# MATERIAL TO PROCESS:
=======

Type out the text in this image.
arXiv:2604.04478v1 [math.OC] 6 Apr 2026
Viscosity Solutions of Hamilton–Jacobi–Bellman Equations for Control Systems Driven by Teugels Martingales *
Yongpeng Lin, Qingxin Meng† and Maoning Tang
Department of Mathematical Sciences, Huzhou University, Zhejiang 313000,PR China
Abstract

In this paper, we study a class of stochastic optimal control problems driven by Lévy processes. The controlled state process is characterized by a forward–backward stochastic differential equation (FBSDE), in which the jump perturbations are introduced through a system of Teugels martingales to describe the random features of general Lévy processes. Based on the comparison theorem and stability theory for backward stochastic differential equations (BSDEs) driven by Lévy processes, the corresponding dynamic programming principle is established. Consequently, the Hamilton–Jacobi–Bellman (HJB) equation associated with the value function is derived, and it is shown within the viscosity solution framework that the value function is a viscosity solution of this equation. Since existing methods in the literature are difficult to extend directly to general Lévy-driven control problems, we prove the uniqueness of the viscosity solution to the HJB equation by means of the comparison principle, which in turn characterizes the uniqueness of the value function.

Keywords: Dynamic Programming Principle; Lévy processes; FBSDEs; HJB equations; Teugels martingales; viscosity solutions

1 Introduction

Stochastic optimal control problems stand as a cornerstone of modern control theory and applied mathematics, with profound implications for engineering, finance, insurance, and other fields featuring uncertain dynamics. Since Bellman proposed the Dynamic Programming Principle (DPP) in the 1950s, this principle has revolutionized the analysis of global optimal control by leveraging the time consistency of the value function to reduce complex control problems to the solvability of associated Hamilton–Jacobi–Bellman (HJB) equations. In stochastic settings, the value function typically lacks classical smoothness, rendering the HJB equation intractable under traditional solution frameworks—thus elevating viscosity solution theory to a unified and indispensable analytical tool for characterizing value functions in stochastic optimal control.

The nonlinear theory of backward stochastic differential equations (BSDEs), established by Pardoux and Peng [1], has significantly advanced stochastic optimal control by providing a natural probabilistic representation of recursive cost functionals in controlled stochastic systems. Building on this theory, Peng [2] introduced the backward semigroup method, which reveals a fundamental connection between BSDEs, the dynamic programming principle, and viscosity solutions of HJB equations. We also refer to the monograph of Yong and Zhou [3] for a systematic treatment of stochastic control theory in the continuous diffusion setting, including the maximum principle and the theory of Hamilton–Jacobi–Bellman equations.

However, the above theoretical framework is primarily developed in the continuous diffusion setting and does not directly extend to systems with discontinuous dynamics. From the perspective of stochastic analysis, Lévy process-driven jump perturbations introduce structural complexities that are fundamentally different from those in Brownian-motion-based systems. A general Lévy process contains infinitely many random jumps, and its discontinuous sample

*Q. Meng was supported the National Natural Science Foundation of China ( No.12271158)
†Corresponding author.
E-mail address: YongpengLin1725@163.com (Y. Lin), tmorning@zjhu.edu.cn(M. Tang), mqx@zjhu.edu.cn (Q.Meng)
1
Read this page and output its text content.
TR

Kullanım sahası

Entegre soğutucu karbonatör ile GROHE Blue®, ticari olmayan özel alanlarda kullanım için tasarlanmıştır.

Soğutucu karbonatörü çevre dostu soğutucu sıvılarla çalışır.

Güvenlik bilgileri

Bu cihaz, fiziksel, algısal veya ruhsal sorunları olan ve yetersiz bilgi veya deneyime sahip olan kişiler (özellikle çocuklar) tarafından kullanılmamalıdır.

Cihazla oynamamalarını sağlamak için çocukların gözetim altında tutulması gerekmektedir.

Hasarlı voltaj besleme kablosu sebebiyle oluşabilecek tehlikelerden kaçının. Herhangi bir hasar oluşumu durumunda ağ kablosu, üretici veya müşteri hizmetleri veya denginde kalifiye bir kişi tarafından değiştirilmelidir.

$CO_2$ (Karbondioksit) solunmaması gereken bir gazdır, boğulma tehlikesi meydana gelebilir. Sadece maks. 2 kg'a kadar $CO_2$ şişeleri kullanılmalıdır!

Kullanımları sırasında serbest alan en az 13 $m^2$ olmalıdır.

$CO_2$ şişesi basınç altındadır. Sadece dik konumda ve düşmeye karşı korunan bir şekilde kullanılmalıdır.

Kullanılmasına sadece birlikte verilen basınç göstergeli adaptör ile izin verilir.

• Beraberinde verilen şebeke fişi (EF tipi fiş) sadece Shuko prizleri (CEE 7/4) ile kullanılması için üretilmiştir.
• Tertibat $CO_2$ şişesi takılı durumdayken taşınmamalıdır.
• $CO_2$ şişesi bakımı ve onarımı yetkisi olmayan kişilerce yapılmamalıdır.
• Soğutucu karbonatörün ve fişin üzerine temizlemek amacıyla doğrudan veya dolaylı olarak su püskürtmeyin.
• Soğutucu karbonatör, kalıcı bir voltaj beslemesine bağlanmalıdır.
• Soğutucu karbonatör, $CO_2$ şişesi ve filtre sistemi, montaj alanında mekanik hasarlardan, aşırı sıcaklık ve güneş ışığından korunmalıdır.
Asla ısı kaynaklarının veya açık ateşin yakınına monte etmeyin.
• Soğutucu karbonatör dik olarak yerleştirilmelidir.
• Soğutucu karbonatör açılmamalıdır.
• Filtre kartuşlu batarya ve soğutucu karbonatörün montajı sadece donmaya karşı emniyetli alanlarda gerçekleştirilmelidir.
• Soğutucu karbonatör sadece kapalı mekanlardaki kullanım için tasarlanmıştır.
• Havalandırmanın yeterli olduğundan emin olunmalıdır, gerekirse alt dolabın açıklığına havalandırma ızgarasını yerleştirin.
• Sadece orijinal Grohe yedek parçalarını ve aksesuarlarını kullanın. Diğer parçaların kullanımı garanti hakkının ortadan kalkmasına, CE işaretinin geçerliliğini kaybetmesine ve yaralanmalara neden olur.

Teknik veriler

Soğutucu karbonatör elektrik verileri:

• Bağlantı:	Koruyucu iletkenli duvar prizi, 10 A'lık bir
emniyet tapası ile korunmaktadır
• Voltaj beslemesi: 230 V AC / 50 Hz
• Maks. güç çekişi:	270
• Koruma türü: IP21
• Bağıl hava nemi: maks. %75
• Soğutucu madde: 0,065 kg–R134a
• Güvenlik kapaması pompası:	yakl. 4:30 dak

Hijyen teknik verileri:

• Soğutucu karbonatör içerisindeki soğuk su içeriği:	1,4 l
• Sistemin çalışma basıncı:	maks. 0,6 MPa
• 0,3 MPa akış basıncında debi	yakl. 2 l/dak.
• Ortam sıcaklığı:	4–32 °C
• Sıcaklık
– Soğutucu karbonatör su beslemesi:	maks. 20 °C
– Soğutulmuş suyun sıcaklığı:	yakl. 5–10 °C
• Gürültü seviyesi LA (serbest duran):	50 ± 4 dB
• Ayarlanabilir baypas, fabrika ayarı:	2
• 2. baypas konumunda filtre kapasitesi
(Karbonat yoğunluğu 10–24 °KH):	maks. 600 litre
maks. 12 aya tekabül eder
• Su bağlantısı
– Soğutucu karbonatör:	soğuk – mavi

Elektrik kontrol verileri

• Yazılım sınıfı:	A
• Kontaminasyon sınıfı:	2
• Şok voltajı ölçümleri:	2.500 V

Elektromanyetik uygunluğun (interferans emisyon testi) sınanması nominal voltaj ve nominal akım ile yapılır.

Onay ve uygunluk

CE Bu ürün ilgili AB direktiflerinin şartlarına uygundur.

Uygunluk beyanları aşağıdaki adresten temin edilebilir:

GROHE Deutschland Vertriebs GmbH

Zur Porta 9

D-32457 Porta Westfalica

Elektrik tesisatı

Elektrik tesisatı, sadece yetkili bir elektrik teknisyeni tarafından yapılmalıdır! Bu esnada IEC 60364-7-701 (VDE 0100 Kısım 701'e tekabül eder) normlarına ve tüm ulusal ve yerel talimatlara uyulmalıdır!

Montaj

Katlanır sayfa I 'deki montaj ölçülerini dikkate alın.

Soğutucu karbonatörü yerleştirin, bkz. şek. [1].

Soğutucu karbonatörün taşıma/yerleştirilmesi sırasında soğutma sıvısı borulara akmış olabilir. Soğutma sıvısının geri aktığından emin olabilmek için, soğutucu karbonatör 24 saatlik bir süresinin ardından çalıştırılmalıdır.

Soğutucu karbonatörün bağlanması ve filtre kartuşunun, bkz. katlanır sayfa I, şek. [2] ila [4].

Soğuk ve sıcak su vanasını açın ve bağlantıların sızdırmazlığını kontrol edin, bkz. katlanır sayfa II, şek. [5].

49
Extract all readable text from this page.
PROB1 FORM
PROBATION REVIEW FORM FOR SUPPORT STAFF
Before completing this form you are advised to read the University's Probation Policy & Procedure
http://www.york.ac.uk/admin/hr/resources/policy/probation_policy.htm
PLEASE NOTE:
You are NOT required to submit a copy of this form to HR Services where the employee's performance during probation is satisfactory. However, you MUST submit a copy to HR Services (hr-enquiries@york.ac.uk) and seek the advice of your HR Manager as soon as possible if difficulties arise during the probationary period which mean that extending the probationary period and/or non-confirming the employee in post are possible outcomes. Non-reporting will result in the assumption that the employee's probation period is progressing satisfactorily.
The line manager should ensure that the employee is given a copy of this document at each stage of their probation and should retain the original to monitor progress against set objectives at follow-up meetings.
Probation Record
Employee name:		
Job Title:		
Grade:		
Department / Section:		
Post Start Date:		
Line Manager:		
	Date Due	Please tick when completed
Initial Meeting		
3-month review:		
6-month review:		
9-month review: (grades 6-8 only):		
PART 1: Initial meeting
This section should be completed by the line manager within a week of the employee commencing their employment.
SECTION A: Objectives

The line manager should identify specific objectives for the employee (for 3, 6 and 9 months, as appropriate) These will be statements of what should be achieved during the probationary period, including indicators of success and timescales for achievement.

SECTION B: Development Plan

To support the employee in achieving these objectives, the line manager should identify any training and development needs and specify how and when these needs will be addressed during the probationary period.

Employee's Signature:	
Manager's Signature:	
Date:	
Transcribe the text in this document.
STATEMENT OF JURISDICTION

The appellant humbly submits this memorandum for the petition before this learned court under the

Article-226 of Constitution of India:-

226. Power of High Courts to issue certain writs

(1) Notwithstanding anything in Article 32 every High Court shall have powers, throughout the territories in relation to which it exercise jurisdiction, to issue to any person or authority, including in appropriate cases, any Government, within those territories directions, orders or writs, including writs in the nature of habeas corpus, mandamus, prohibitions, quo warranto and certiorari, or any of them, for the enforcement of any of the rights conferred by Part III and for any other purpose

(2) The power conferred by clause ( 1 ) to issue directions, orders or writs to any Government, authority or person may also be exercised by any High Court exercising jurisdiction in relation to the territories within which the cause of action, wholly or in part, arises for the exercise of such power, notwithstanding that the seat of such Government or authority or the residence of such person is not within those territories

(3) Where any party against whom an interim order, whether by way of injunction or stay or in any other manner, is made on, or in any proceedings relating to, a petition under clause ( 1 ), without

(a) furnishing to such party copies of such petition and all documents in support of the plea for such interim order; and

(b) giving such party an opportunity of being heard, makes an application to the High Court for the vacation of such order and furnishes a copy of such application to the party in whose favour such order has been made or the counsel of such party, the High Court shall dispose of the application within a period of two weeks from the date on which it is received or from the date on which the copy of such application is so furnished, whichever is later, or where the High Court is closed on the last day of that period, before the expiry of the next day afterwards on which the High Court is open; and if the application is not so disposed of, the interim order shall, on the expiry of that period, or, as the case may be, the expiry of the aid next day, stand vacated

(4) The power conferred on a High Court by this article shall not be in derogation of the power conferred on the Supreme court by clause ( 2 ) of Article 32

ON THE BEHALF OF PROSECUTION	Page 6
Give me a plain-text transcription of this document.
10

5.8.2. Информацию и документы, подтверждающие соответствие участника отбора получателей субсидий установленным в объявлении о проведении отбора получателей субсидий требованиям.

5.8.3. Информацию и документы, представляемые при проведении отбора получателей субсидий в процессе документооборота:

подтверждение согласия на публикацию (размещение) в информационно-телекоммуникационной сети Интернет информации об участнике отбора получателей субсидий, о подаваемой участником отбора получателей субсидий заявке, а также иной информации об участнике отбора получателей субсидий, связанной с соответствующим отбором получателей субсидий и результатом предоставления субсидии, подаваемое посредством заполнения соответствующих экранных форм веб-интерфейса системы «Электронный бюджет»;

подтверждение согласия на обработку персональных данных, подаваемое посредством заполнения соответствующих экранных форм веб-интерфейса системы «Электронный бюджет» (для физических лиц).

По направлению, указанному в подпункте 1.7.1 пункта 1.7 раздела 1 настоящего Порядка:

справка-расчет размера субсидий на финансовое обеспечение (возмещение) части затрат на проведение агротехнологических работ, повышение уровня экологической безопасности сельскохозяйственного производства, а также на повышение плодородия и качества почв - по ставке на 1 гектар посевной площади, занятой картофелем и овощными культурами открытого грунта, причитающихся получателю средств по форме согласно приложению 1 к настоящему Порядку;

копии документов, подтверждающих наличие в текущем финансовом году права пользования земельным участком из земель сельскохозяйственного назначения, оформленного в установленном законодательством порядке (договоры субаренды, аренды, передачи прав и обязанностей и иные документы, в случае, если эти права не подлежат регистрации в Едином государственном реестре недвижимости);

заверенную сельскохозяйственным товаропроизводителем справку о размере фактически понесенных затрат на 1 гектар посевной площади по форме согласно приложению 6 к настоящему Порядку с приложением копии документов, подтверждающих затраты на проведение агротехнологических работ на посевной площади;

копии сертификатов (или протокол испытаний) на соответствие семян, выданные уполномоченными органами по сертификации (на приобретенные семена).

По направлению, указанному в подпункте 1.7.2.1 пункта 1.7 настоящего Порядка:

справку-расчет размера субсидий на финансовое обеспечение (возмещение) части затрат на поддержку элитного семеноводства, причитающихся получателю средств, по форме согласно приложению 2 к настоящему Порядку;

=======

# EXERCISE AIM:
Write down the number of lines where the word "tesisatı" appears, and nothing further.

# ANSWER TO THIS TASK:
2